* Start SOURCE PASSAGE *

I also noticed before posting any of Small Places that a possible Twitter audience shouldn’t just be whoever I thought readers were. The story itself, I thought, should lean heavily on the side of what Twitter users mainly were at the time: corporate workers, business people into networking, CEOs and plain-old office workers. I mean why not? It was so new, I thought some Twitter users might think the novel was REALLY HAPPENING.
I had about two thirds of a manuscript titled “Cubicles” that I had written around 2004. I considered it like Office Space but with a bit of life’s philosophy intertwined. The American version of The Office wasn’t even around yet.
I figured, “Now there’s something that people might read on a cell phone. It’s almost already tailor-made!” So I started rewriting a chapter at a time. I blocked it out in tweetable mini-scenes. I also decided that “Cubicles” by itself wasn’t captivating enough. I added more comedy and new themes like the main character’s obsession with bugs. I started shaping it for the small world that Twitter is: limited, compartmentalized and filled with small places. I then changed the title to Small Places and started tweeting it on April 25, 2008.

* End SOURCE PASSAGE *

-- TASKS TO COMPLETE --
**A.** In the account of adapting "Cubicles" for Twitter, why did the writer add more comedy and new themes to the manuscript?
**B.** Continue the account of turning "Cubicles" into Small Places on Twitter, picking up right after its final sentence.

* Start LISTING *

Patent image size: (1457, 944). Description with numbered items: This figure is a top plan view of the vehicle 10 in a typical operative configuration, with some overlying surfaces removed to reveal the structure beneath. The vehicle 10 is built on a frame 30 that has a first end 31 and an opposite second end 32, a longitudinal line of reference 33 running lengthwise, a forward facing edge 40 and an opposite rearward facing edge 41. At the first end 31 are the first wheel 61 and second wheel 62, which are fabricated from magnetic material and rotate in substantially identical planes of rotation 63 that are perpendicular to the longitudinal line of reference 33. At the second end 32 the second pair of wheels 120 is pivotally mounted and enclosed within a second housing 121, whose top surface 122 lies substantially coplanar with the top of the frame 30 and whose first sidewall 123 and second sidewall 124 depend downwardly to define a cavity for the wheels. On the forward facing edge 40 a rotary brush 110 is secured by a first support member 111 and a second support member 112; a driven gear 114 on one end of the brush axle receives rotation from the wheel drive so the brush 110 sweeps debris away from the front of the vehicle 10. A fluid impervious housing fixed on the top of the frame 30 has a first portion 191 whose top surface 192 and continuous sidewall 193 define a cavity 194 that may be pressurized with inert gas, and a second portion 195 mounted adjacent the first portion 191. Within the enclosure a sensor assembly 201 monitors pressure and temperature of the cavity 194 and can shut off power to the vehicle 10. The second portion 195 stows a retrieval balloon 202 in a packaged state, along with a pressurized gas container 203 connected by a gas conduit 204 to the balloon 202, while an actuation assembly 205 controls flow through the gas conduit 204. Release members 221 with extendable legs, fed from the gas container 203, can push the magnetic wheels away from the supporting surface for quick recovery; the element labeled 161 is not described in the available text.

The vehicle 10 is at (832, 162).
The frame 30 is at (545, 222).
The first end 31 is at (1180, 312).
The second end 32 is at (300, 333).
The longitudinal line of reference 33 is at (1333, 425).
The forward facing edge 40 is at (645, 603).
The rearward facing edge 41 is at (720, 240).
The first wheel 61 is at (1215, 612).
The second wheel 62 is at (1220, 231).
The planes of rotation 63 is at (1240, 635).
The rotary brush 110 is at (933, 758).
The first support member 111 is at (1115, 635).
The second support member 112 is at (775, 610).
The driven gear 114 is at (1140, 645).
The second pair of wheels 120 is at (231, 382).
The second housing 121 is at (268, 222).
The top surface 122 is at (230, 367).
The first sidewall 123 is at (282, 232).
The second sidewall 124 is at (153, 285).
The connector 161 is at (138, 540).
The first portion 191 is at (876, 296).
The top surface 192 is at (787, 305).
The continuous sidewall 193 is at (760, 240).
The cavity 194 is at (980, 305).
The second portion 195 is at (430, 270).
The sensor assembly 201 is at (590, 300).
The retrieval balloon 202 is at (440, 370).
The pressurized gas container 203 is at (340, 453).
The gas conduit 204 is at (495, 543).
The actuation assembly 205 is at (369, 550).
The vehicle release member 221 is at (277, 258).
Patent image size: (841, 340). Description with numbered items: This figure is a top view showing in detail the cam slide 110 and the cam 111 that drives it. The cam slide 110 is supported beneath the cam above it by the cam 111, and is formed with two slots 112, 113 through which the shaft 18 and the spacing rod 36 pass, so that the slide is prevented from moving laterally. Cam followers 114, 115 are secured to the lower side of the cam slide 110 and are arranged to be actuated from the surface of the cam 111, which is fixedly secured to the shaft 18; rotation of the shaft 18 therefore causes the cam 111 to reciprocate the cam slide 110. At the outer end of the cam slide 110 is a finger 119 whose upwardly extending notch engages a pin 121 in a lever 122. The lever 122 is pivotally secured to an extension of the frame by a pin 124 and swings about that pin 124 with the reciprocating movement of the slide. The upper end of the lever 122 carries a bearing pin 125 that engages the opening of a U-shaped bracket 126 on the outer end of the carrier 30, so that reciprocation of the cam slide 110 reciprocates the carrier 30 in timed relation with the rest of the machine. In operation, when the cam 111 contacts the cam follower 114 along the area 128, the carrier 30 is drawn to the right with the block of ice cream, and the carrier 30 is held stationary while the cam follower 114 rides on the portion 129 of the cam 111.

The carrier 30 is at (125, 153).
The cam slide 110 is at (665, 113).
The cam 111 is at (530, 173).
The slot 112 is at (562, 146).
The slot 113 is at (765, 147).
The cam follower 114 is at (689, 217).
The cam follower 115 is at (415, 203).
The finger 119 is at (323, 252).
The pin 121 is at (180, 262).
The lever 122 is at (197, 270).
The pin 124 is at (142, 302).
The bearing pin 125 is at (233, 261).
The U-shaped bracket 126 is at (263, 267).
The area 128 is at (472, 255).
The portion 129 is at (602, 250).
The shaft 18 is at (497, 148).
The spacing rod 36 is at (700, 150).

* End LISTING *

-- ANSWERS TO THE EXERCISES --
**A.** The writer decided that "Cubicles" by itself wasn't captivating enough, so more comedy and new themes were added, such as the main character's obsession with bugs.

**B.**
When I was interviewed by José Manuel Blanco a Spanish journalist for Hoja de Router and Teknautas, he asked how I prepared to write the tweets. “The process was very organic. Sometimes I made up the tweets right before I sent them. Usually in little bunches of 2-4. I ripped apart “Cubicles,” re-wrote, added to, threw away, kicked, tore, and really molded it into something new. That was the germ of the story, which was loosely based on an office where I had worked, the strange people who inhabited its cubicles, and the lover I had while employed there. This organic process took two years. I took several lengthy breaks. When I got to the final fifty tweets I went to a coffeehouse and wrote rough drafts for them. Still, I revised and added to as I sent them a few at a time to end the novel.”
“Keep in mind,” I reminded the Brazilian journalist. “Many people have been following the story all along, or are caught up with the story. That means, it’s easy for them to follow and read. Once again, the beauty is in the cell phone functionality. People can be walking down the street and get the story’s updates. In all there’s 950 tweets of Small Places. People don’t have to scroll back very far to find the beginning.”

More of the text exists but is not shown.